§ STATED PROBLEM: Rewrite the listing below as a numbered list with no blank lines. Leave out the pictures.

§ RECORD SET:
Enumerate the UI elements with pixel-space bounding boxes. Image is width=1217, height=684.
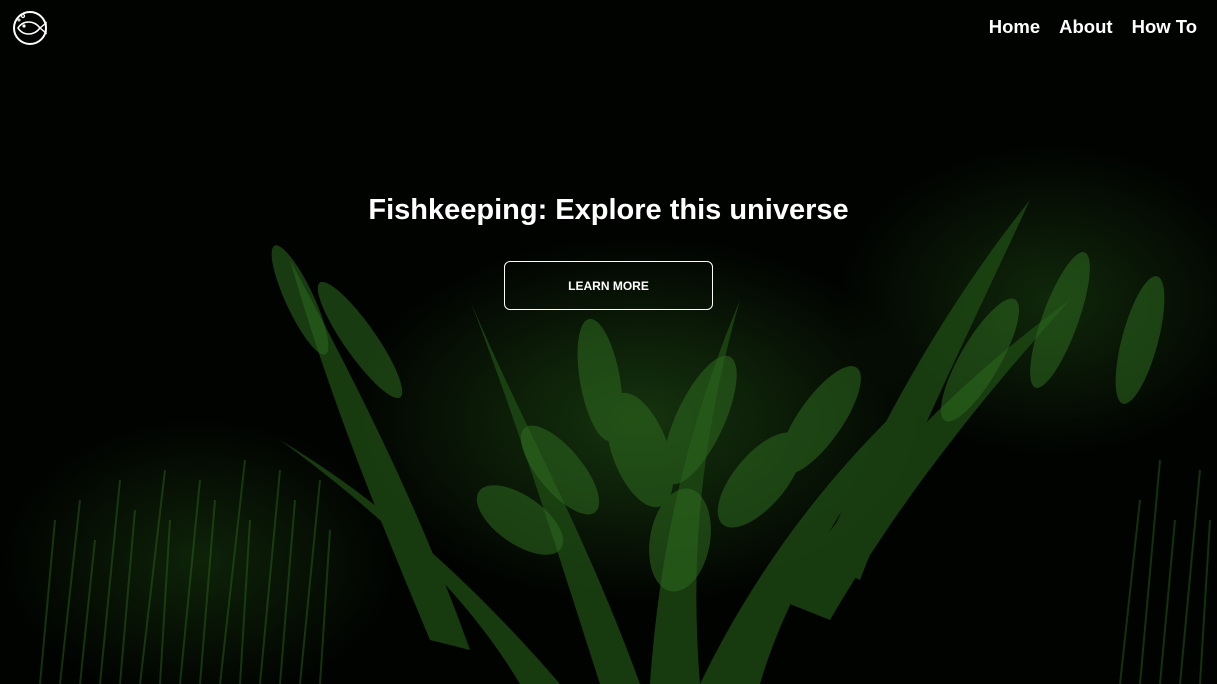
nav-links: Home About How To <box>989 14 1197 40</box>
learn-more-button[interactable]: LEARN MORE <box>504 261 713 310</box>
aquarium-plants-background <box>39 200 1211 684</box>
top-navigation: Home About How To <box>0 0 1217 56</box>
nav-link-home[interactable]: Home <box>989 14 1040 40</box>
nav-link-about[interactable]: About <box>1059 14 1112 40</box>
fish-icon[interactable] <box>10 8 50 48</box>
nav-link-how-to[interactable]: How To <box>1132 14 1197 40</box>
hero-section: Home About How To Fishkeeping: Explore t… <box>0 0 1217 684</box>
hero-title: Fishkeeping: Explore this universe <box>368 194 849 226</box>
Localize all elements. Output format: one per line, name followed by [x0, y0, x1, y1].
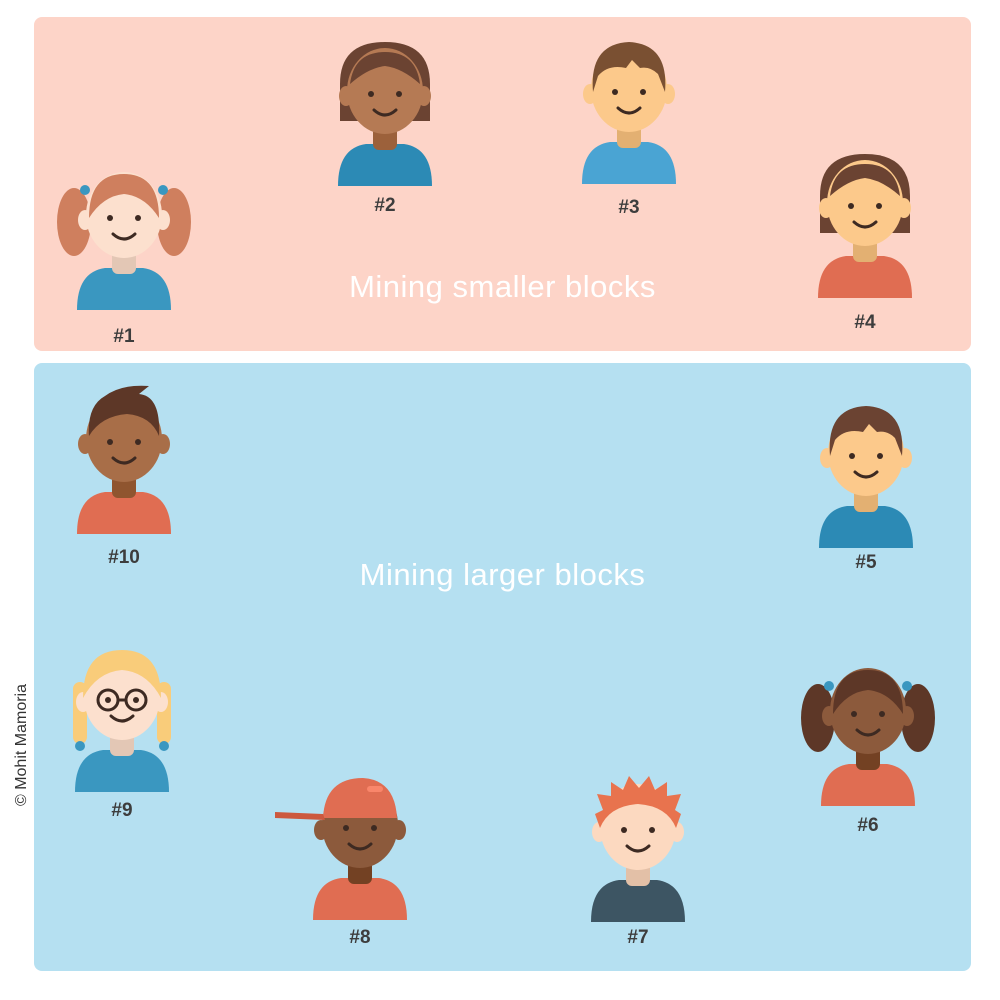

§ CORRECT RESULT:
1. Enumerate the UI elements with pixel-space bounding boxes. Image is width=1217, height=684.
2. nav-links: Home About How To <box>989 14 1197 40</box>
3. learn-more-button[interactable]: LEARN MORE <box>504 261 713 310</box>
4. aquarium-plants-background <box>39 200 1211 684</box>
5. top-navigation: Home About How To <box>0 0 1217 56</box>
6. nav-link-home[interactable]: Home <box>989 14 1040 40</box>
7. nav-link-about[interactable]: About <box>1059 14 1112 40</box>
8. fish-icon[interactable] <box>10 8 50 48</box>
9. nav-link-how-to[interactable]: How To <box>1132 14 1197 40</box>
10. hero-section: Home About How To Fishkeeping: Explore t… <box>0 0 1217 684</box>
11. hero-title: Fishkeeping: Explore this universe <box>368 194 849 226</box>
12. Localize all elements. Output format: one per line, name followed by [x0, y0, x1, y1].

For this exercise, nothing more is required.